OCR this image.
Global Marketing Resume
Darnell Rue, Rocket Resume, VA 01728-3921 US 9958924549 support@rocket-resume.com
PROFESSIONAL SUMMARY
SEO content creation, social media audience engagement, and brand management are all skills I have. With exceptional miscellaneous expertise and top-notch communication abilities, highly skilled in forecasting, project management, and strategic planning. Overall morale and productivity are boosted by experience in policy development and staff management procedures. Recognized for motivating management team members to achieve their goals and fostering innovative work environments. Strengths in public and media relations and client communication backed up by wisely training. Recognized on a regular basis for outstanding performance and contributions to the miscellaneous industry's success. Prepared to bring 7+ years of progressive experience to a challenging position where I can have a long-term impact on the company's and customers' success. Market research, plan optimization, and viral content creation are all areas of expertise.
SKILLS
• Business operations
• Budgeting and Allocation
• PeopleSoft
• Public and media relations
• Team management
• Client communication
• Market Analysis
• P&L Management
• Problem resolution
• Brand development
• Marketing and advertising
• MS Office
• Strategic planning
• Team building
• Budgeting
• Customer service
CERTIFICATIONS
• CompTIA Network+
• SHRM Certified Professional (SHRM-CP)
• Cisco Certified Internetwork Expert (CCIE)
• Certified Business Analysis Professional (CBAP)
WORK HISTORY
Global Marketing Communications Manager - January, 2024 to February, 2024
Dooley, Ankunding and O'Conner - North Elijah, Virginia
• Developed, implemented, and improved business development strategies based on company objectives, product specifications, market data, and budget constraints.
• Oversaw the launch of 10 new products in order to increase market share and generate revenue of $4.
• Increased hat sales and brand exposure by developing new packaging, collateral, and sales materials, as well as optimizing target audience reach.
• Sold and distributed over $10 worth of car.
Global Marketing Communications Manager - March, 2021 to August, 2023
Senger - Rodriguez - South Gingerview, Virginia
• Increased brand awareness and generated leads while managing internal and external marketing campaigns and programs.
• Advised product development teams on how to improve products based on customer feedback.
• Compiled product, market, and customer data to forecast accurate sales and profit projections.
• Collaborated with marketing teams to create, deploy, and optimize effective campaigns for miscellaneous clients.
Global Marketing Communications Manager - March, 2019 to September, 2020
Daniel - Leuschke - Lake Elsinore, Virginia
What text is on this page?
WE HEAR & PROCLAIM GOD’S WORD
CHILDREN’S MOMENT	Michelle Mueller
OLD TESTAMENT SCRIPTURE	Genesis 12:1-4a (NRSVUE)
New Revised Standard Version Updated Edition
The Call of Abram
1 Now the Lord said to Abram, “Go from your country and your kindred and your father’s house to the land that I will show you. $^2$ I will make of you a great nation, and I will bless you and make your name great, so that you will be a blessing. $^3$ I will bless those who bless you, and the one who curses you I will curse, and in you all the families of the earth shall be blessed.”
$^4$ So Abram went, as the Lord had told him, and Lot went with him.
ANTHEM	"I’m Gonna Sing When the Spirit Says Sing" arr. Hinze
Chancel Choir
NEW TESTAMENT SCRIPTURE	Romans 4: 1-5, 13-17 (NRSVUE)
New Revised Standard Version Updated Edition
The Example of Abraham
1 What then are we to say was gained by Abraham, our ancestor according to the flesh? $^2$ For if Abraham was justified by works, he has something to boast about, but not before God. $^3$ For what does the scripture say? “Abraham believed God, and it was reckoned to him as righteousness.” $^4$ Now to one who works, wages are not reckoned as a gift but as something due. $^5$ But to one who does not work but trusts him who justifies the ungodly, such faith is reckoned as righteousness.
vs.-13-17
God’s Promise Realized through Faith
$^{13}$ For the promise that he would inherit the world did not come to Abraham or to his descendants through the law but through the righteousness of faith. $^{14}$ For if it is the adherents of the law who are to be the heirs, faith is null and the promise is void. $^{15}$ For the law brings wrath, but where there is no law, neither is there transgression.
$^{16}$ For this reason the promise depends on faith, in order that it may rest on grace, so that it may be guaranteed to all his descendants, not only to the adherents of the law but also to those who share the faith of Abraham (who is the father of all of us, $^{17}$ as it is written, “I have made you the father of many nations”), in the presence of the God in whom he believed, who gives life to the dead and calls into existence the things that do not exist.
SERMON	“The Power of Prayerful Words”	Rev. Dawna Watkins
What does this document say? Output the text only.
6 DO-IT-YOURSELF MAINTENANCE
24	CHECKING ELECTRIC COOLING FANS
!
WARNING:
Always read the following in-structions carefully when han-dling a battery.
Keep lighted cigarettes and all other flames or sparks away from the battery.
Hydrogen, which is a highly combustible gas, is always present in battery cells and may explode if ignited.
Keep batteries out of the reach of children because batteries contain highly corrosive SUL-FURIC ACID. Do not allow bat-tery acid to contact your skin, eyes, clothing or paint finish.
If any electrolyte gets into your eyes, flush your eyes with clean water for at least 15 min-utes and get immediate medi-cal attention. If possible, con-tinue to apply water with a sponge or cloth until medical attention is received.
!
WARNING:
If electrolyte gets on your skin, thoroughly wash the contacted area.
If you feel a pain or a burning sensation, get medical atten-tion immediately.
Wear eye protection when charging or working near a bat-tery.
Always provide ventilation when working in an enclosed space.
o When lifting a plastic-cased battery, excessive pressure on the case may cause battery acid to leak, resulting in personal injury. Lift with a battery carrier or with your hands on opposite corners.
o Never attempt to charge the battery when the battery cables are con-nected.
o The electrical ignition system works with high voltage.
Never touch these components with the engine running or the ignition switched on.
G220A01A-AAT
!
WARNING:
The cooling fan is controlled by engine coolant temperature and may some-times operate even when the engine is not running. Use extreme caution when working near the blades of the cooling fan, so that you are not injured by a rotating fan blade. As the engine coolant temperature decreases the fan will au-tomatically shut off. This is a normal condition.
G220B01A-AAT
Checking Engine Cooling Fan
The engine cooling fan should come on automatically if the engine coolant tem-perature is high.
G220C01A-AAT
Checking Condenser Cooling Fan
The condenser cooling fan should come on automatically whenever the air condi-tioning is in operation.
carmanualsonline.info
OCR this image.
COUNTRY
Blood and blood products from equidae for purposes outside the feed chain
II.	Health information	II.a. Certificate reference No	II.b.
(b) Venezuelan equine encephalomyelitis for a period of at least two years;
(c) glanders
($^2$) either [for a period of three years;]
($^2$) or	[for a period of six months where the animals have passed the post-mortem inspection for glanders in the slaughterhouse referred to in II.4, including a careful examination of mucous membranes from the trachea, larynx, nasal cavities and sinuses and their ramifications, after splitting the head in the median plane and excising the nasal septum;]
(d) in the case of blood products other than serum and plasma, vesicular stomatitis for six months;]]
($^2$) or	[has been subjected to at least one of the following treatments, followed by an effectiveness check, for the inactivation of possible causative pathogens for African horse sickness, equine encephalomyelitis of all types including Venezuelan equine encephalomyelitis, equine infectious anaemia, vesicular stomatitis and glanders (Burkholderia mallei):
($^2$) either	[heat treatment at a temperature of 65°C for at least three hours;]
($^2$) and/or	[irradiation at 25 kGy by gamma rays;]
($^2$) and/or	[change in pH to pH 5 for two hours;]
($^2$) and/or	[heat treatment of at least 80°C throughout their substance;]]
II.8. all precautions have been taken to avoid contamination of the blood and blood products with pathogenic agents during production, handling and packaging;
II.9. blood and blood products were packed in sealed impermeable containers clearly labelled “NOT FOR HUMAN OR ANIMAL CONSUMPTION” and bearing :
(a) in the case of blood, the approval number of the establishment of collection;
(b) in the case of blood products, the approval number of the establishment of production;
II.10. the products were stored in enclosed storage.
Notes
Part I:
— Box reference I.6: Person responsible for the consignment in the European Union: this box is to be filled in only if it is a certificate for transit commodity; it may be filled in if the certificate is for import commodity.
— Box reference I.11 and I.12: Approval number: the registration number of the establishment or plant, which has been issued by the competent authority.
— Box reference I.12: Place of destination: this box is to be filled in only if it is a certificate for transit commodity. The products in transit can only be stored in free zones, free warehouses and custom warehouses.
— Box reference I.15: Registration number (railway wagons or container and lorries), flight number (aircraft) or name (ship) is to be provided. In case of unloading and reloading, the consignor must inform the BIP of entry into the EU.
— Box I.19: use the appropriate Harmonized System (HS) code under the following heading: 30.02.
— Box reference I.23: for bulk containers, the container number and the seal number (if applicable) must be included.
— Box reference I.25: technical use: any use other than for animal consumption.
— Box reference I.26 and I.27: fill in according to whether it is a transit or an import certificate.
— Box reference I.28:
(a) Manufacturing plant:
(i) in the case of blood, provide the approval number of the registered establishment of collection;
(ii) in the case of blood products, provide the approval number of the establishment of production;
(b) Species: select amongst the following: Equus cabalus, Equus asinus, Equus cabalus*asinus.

· · · · · · ·

Exercise directions: Look through the material and copy each line that has "text".

Result of this exercise:
What text is on this page?
What does this document say? Output the text only.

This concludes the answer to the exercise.